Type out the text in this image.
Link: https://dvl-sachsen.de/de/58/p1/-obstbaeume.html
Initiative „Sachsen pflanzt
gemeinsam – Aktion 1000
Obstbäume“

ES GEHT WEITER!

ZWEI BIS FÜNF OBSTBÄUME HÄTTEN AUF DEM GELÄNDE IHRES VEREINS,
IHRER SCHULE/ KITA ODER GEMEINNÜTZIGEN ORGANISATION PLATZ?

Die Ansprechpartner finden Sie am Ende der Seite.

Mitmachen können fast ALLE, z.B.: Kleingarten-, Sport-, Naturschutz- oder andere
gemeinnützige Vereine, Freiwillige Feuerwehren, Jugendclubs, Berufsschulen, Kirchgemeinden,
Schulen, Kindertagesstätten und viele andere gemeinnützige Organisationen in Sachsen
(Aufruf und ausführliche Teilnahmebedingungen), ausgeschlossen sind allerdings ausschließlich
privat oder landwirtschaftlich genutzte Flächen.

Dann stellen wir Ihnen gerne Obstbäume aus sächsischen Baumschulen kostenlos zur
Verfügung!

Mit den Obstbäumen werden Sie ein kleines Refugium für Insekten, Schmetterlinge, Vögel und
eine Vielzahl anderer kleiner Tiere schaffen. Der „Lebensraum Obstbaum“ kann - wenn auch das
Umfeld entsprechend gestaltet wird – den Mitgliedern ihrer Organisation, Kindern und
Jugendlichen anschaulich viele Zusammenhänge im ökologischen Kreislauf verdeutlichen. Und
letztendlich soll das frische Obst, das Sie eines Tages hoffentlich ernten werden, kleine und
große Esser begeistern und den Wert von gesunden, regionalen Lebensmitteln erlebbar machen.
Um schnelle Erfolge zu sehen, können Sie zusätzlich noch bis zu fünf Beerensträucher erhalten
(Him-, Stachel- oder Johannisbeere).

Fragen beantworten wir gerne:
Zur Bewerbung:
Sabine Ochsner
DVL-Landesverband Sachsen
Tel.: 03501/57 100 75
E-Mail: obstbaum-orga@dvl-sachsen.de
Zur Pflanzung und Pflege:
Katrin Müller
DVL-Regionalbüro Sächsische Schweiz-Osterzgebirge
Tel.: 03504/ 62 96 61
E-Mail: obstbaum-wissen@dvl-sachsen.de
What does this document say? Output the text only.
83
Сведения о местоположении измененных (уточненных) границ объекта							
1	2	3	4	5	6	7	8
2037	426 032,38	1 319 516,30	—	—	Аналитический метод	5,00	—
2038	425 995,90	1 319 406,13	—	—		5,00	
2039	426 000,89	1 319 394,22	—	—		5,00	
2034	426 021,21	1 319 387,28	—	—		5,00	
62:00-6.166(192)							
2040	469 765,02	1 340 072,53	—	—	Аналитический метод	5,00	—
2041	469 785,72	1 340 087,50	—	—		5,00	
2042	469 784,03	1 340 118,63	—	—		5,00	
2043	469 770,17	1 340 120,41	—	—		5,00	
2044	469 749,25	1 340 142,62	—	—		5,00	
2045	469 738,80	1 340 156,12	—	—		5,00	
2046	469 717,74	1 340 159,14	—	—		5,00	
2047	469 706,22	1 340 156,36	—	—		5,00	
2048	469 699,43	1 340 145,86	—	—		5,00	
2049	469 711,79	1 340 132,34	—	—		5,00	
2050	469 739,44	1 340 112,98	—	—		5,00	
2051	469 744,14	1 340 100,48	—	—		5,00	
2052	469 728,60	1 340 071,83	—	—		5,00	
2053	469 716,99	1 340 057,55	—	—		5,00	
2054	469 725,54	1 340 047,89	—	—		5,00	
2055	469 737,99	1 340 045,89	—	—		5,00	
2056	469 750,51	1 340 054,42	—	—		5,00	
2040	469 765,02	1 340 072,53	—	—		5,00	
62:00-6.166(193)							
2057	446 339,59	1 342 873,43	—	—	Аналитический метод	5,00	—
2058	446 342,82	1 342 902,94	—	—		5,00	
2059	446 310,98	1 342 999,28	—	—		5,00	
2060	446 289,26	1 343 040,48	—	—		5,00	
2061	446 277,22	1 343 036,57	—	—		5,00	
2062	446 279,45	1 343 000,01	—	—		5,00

--------------------------------------------------

Determine the number of lines where the string "können" occurs, and give that number only.

2